Predictable patrols teach criminals when and where you will be. Vary your route, timing, method, and direction of approach — clockwise one round, counter-clockwise the next. Foot patrol is thorough and engages all your senses, best for buildings, corridors, and dense areas; vehicle patrol is broad and fast, best for large lots, perimeters, and multi-building campuses. Use all five senses: sight (the four-zone and vertical scan), hearing (pause and listen for voices, glass, alarms, mechanical noises out of pattern), smell (smoke, fuel, chemicals — smells often precede visible problems), and touch (a warm door handle in a fire, a loose brick, wet where it should be dry).

Patrol safely as you observe: keep your radio accessible without looking down, keep one hand free at all times, walk slightly to the side of doorways, and never enter a stairwell or confined space without scanning and announcing yourself on the radio first. If something feels wrong, it probably is — pause, call dispatch, and document why.
Observe · Chapter 5 of 8

Observing Suspects

~30 min read

The single most important rule in this entire module: officers identify suspicious behavior, not suspicious people. A person is not suspicious because of how they look, where they are from, or what group they appear to belong to. A person becomes worthy of additional attention because of what they do. Stopping, questioning, or documenting someone based on appearance rather than behavior is bias-based policing — illegal, unethical, and a fast path to losing the guard card and creating civil liability for the company.

— SUPPLIED INFORMATION —
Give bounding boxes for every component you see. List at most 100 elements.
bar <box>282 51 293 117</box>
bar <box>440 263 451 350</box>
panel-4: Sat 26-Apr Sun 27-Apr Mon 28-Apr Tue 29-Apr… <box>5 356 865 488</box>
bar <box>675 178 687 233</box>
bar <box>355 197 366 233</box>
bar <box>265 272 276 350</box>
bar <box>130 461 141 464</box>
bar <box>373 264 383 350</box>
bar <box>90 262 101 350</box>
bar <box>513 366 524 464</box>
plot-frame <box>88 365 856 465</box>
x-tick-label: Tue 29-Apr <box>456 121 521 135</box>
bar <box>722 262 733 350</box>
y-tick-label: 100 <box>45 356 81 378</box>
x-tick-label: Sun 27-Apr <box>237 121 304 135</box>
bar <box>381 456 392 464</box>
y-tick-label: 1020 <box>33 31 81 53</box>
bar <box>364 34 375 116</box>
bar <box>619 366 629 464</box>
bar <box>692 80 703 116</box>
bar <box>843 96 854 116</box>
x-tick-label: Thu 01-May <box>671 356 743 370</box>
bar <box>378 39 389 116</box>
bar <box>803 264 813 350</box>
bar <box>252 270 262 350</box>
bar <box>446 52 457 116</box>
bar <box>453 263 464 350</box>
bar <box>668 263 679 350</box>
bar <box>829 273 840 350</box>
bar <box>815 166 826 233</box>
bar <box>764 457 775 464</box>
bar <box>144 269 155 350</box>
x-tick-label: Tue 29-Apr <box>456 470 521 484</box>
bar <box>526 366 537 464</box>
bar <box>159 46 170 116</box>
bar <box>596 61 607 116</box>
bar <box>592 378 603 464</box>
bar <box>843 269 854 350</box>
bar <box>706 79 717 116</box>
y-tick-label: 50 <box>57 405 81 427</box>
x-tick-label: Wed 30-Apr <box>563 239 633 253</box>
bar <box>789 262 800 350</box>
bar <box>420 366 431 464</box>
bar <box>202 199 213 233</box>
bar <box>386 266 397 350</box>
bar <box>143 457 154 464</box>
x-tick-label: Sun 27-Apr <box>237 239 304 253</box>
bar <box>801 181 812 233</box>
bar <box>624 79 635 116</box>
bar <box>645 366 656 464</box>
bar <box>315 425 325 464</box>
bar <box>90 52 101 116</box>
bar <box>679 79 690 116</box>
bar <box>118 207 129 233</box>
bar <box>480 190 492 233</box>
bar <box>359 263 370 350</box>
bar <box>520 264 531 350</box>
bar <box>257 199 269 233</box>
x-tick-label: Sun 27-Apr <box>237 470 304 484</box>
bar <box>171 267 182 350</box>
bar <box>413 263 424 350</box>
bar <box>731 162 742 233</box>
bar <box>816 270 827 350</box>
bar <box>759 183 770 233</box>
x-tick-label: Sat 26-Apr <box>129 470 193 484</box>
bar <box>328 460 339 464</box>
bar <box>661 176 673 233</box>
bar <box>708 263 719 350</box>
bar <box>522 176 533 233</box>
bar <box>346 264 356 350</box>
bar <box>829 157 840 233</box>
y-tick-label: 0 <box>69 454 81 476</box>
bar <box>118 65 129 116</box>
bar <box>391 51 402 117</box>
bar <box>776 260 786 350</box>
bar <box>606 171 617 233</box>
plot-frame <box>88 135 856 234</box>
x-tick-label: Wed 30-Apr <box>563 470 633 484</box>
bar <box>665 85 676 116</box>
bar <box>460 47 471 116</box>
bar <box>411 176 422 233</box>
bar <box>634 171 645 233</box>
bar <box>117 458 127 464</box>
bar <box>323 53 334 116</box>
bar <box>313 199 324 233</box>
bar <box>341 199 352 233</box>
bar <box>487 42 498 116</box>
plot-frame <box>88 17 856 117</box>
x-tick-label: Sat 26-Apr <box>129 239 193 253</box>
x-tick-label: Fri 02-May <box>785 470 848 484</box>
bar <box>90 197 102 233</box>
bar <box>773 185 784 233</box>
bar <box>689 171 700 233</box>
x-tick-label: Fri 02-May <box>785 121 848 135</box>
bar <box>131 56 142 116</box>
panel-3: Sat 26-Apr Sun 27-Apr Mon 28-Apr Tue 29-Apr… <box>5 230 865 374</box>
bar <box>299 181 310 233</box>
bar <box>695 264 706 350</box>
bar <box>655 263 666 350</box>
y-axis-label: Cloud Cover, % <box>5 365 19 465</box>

— PARTS OF THE EXERCISE —
1 – Answer these questions using the patrol training text.
(a) Which kind of patrol is best for large lots, perimeters, and multi-building campuses?
(b) What must an officer do before entering a stairwell or confined space?
(c) What makes a person worthy of additional attention?
2 – List every sound the patrol training text tells officers to pause and listen for.
3 – Continue the patrol training text from its final sentence.
The lines that come after the patrol training text are separate material and have no connection to it.

— TASK-BY-TASK OUTPUTS —
1 –
(a) Vehicle patrol.
(b) Scan it and announce themselves on the radio first.
(c) What they do.

2 –
- Voices
- Glass
- Alarms
- Mechanical noises out of pattern

3 –
Anything you write in a report or testify to must be articulable — describable in specific, observable, factual terms. "He looked like he didn't belong" is not articulable. "He walked the perimeter three times in 20 minutes, checked every door handle, and looked over his shoulder before entering the alley" is. Identity alone is never articulable suspicion. Train yourself to articulate.

Indicators of Suspicious Activity

These are behaviors — observable actions — that may indicate criminal intent. Any one alone is rarely conclusive; patterns and combinations are what matter.

Before
Pre-Incident
  • Loitering with no apparent purpose near entries, ATMs, or restricted areas.
  • Repeatedly checking the time or watching a specific person, door, or vehicle.
  • Counter-surveillance — looking for cameras, officers, or witnesses.
  • Testing security — pulling on locked doors, propping doors, triggering alarms to time the response.
  • "Casing" — slow passes, photographing the security setup, unusual questions about hours or staffing.
During
During-Incident
  • Concealing items under clothing, in bags, or under carts.
  • Switching items between people in a group.
  • Acting as a lookout while another engages in suspicious activity.
  • Confronting employees or officers to create a distraction.
  • Repeatedly entering and exiting in short intervals.
After
Post-Incident
  • Leaving in haste without normal departure rituals (locking, signing out).
  • Avoiding eye contact with officers while moving quickly.
  • Discarding items along an exit route — bags, gloves, clothing.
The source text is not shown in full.